What is required:
Within the material below, find each line bearing the word "فقال" and present it.

Items:
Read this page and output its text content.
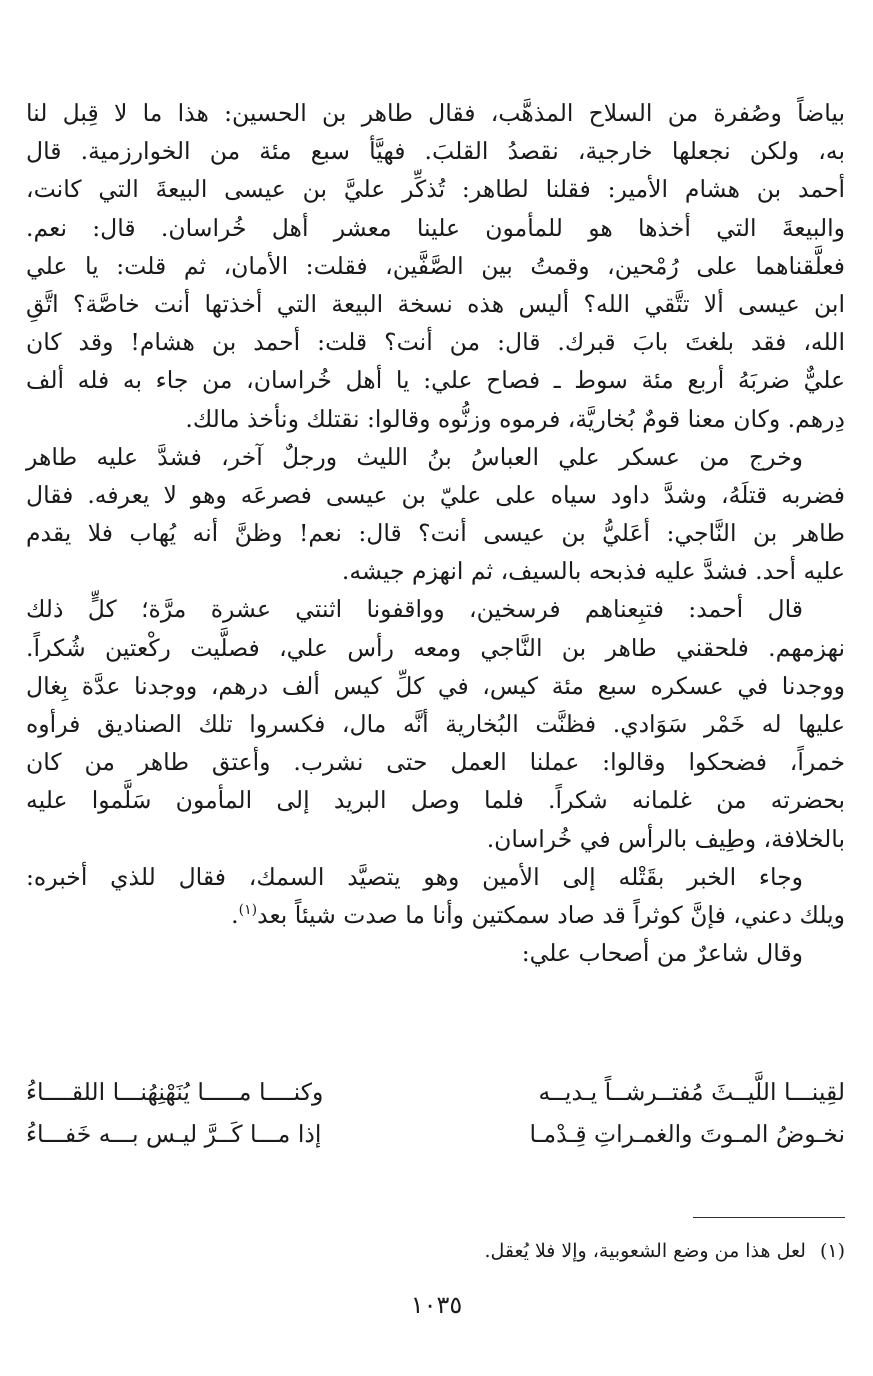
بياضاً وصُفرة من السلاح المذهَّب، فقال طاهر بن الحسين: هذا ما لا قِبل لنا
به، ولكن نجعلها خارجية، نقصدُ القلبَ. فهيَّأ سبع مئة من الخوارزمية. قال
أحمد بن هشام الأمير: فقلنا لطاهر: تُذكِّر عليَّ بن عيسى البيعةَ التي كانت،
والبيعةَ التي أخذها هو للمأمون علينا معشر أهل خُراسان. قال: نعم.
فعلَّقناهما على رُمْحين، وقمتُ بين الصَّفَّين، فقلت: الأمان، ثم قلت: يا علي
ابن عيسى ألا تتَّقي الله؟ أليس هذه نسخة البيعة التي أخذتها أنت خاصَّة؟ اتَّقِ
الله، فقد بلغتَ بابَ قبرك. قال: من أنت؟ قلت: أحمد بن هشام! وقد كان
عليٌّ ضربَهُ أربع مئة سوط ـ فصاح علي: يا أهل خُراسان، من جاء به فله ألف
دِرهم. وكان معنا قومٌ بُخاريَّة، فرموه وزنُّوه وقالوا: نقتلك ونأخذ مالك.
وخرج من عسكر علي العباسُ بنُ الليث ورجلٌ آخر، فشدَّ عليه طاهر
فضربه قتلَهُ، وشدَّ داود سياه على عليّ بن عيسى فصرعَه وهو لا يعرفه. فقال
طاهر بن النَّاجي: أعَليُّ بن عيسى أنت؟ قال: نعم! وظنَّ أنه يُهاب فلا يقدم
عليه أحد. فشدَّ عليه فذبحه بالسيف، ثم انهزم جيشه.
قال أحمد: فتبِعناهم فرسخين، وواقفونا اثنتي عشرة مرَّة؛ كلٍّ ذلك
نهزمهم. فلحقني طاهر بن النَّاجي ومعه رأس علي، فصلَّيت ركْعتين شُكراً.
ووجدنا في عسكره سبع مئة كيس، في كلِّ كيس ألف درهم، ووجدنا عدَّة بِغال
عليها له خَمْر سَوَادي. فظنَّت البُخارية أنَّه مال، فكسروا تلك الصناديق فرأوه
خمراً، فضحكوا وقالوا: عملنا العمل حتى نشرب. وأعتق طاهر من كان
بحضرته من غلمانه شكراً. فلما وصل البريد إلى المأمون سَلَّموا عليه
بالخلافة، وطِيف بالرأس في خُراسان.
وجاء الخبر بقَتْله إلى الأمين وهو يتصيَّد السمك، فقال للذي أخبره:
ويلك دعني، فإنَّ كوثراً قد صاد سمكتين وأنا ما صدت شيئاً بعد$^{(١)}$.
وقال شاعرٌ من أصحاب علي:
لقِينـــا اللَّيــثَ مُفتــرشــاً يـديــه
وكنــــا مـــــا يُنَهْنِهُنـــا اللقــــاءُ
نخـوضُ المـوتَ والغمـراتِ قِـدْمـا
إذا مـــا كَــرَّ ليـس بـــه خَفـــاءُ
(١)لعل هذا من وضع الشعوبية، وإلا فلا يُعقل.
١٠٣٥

Reply to the task:
بياضاً وصُفرة من السلاح المذهَّب، فقال طاهر بن الحسين: هذا ما لا قِبل لنا
فضربه قتلَهُ، وشدَّ داود سياه على عليّ بن عيسى فصرعَه وهو لا يعرفه. فقال
وجاء الخبر بقَتْله إلى الأمين وهو يتصيَّد السمك، فقال للذي أخبره:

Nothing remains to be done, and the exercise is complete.